WHAT YOU HAVE TO DO =
Only a number is wanted: the count of lines in this listing that contain "Life".

EXERCISE INPUT =
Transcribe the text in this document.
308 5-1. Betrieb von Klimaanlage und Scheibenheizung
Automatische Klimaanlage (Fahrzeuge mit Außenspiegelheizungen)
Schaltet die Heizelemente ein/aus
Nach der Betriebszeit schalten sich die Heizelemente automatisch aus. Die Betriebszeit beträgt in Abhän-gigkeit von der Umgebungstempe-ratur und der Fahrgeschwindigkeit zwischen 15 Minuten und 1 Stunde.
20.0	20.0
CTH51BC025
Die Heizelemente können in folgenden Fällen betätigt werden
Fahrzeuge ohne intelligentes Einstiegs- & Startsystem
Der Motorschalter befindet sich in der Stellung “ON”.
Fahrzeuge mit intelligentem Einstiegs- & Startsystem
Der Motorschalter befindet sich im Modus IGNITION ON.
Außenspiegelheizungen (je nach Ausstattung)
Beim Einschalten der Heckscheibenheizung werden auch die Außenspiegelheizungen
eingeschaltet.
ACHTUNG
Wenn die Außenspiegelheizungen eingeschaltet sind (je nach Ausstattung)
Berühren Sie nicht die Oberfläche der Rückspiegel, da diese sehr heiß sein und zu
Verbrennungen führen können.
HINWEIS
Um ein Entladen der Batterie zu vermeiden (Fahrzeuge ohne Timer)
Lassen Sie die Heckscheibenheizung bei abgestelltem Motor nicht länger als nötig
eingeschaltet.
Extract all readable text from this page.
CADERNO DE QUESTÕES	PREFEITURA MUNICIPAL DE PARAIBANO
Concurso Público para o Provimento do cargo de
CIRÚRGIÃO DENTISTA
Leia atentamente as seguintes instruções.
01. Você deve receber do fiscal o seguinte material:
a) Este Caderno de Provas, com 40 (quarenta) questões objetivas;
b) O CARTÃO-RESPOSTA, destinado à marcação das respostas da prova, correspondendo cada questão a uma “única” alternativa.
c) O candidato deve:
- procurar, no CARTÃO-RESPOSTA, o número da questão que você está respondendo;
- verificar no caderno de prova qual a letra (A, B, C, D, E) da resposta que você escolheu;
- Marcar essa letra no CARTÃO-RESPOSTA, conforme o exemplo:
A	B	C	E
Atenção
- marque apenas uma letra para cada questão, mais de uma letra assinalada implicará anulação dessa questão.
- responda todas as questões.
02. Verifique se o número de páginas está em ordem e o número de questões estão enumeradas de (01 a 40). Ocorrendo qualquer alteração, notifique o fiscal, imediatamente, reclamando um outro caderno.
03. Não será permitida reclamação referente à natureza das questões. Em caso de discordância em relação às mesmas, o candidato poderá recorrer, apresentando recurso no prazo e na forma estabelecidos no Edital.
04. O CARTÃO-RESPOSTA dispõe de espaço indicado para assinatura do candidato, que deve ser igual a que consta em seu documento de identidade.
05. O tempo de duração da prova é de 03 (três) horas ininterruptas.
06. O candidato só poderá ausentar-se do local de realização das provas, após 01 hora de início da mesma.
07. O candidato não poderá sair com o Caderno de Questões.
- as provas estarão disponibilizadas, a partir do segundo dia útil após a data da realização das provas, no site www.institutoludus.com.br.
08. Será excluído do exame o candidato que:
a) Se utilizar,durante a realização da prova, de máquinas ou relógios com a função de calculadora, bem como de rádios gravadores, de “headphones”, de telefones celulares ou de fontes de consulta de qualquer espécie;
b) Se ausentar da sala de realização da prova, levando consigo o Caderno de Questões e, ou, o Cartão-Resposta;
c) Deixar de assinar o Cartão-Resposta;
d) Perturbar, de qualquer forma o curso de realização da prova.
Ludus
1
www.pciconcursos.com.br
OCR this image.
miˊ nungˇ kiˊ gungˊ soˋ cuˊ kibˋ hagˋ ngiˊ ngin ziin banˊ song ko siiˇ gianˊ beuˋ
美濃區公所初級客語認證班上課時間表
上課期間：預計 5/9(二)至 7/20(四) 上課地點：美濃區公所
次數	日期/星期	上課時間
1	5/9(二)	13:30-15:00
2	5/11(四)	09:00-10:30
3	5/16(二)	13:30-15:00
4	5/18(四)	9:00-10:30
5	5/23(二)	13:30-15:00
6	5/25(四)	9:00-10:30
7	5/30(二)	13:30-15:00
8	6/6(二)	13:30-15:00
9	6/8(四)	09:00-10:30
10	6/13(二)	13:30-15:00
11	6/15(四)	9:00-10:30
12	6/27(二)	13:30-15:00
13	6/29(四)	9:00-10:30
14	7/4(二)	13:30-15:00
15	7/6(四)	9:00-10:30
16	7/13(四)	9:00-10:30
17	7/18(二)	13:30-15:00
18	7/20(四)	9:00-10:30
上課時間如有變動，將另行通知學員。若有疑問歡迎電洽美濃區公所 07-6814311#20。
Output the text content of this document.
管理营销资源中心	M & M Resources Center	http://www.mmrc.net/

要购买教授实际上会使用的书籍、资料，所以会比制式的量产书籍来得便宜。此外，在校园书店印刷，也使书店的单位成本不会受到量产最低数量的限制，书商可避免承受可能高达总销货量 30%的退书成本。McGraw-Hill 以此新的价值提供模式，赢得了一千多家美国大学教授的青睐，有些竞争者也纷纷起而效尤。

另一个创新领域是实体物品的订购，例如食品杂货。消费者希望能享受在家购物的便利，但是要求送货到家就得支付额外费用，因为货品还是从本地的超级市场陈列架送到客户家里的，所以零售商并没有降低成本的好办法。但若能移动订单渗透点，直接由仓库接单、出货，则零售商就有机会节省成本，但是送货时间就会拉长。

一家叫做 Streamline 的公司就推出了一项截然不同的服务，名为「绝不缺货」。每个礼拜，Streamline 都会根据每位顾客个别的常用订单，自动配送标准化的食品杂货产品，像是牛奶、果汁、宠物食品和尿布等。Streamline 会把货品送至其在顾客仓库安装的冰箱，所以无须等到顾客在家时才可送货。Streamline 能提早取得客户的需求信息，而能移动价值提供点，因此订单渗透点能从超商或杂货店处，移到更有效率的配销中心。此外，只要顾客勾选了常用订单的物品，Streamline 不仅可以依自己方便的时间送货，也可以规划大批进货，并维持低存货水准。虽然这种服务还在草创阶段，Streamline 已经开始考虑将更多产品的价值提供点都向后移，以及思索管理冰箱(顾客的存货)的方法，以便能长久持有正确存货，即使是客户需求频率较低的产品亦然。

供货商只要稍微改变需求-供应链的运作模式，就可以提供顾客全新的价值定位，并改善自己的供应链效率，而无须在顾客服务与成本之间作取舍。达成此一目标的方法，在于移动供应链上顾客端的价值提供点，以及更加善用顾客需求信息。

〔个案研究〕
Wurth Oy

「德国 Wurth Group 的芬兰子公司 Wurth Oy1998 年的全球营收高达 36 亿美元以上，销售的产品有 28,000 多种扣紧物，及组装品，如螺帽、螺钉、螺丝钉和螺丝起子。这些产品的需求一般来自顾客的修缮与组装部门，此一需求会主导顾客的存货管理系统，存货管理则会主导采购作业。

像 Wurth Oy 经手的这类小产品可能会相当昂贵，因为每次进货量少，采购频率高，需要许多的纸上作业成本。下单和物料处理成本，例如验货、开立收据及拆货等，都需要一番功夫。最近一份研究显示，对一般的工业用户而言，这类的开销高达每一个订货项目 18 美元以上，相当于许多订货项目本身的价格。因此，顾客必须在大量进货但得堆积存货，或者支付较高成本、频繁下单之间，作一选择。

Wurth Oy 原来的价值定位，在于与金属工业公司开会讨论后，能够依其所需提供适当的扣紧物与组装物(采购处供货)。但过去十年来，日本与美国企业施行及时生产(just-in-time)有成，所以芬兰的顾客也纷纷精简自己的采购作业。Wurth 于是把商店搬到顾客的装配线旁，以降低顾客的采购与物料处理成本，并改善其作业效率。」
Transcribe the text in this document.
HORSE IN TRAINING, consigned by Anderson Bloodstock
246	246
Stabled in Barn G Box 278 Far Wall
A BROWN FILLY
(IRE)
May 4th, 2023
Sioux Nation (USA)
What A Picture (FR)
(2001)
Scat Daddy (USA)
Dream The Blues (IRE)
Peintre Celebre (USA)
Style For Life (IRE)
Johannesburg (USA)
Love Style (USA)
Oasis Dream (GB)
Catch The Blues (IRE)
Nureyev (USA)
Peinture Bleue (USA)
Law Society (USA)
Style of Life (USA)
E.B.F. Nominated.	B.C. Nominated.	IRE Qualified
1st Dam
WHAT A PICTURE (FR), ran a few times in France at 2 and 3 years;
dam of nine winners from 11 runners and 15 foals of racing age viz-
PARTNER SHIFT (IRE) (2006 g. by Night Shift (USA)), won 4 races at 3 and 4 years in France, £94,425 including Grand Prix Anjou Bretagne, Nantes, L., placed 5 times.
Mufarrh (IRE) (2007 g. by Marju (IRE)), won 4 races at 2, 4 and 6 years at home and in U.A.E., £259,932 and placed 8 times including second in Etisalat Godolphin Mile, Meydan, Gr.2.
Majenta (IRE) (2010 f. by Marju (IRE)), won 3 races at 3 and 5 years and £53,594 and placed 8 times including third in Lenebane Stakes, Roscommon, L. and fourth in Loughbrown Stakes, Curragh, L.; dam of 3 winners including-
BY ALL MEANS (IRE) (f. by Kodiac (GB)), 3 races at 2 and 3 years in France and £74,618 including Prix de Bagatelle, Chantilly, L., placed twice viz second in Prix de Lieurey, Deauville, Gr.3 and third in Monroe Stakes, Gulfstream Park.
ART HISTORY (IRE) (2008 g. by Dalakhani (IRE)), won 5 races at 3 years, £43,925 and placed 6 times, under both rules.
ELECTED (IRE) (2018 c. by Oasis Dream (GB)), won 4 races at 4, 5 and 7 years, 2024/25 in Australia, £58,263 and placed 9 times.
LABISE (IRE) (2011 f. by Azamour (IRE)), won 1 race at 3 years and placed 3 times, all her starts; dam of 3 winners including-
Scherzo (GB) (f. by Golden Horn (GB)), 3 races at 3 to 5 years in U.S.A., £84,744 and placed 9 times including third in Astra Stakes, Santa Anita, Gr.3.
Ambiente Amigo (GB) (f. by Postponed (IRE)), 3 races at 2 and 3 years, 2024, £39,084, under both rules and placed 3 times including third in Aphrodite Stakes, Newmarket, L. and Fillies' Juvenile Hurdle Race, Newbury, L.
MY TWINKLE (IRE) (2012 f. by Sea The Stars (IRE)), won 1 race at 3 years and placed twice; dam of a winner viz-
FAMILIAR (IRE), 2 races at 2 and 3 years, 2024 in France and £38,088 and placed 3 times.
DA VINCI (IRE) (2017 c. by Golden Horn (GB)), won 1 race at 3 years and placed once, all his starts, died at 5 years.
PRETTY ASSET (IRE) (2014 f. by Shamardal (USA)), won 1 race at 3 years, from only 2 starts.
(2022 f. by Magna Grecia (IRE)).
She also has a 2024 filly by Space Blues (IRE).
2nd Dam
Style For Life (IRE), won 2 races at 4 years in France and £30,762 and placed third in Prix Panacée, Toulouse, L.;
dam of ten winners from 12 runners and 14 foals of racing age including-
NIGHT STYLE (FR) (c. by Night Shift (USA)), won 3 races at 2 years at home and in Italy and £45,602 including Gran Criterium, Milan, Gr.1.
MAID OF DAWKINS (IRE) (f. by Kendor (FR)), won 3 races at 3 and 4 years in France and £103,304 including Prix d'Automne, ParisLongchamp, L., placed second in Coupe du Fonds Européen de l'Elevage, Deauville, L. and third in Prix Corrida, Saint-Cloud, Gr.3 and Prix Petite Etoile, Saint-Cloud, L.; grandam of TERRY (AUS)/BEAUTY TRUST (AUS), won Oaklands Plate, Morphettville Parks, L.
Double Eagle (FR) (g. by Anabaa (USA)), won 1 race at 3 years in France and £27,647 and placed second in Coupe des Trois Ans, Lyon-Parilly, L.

RESULT OF THIS TASK =
3